* Supplied records
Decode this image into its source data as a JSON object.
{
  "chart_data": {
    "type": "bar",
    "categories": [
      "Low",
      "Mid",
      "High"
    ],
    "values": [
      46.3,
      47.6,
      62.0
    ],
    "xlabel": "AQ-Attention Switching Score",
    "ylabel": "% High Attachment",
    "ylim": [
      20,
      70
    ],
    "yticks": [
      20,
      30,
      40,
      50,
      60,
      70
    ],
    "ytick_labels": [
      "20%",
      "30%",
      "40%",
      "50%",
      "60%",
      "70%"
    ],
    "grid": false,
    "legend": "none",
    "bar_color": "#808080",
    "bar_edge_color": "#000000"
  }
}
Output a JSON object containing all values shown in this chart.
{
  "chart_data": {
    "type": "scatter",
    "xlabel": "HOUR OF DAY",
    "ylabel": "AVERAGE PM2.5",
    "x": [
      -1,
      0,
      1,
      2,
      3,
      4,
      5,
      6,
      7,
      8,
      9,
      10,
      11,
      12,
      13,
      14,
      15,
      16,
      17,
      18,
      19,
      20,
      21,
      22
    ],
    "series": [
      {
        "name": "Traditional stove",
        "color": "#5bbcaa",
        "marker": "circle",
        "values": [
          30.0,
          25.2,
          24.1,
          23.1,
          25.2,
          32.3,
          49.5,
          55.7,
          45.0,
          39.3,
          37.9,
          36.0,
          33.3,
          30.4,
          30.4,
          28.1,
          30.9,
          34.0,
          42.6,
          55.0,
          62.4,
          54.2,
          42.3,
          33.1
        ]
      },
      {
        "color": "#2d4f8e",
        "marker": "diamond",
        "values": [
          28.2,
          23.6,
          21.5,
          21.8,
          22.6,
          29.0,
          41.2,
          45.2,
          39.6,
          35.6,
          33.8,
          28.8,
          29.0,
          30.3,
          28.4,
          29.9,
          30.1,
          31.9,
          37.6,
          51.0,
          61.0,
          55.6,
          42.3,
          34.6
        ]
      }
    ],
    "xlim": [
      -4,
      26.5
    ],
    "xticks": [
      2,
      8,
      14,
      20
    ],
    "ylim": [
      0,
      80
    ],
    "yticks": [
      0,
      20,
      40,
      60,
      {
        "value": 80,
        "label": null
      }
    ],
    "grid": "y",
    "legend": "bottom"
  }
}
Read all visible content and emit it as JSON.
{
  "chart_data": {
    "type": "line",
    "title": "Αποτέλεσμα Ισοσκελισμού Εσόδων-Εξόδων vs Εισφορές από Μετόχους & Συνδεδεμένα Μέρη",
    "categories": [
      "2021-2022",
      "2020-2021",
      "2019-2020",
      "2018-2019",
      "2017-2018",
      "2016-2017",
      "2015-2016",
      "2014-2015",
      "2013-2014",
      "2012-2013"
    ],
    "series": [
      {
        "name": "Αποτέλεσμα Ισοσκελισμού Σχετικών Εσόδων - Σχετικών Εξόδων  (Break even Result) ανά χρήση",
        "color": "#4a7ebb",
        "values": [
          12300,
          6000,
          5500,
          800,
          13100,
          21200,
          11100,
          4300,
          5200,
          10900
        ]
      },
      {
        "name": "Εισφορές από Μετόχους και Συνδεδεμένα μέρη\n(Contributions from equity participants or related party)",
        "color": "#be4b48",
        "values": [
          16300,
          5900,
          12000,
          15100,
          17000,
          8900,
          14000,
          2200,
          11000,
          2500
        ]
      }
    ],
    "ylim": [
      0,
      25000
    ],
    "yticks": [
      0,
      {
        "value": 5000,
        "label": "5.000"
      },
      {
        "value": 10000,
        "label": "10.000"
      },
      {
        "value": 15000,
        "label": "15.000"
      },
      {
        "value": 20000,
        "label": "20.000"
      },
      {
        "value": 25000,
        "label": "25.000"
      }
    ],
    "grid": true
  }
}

* Given problem
Reproduce, word for word, only the lines from the one that contains "Read all visible content and emit it as JSON." through the final line.

* Complete response
Read all visible content and emit it as JSON.
{
  "chart_data": {
    "type": "line",
    "title": "Αποτέλεσμα Ισοσκελισμού Εσόδων-Εξόδων vs Εισφορές από Μετόχους & Συνδεδεμένα Μέρη",
    "categories": [
      "2021-2022",
      "2020-2021",
      "2019-2020",
      "2018-2019",
      "2017-2018",
      "2016-2017",
      "2015-2016",
      "2014-2015",
      "2013-2014",
      "2012-2013"
    ],
    "series": [
      {
        "name": "Αποτέλεσμα Ισοσκελισμού Σχετικών Εσόδων - Σχετικών Εξόδων  (Break even Result) ανά χρήση",
        "color": "#4a7ebb",
        "values": [
          12300,
          6000,
          5500,
          800,
          13100,
          21200,
          11100,
          4300,
          5200,
          10900
        ]
      },
      {
        "name": "Εισφορές από Μετόχους και Συνδεδεμένα μέρη\n(Contributions from equity participants or related party)",
        "color": "#be4b48",
        "values": [
          16300,
          5900,
          12000,
          15100,
          17000,
          8900,
          14000,
          2200,
          11000,
          2500
        ]
      }
    ],
    "ylim": [
      0,
      25000
    ],
    "yticks": [
      0,
      {
        "value": 5000,
        "label": "5.000"
      },
      {
        "value": 10000,
        "label": "10.000"
      },
      {
        "value": 15000,
        "label": "15.000"
      },
      {
        "value": 20000,
        "label": "20.000"
      },
      {
        "value": 25000,
        "label": "25.000"
      }
    ],
    "grid": true
  }
}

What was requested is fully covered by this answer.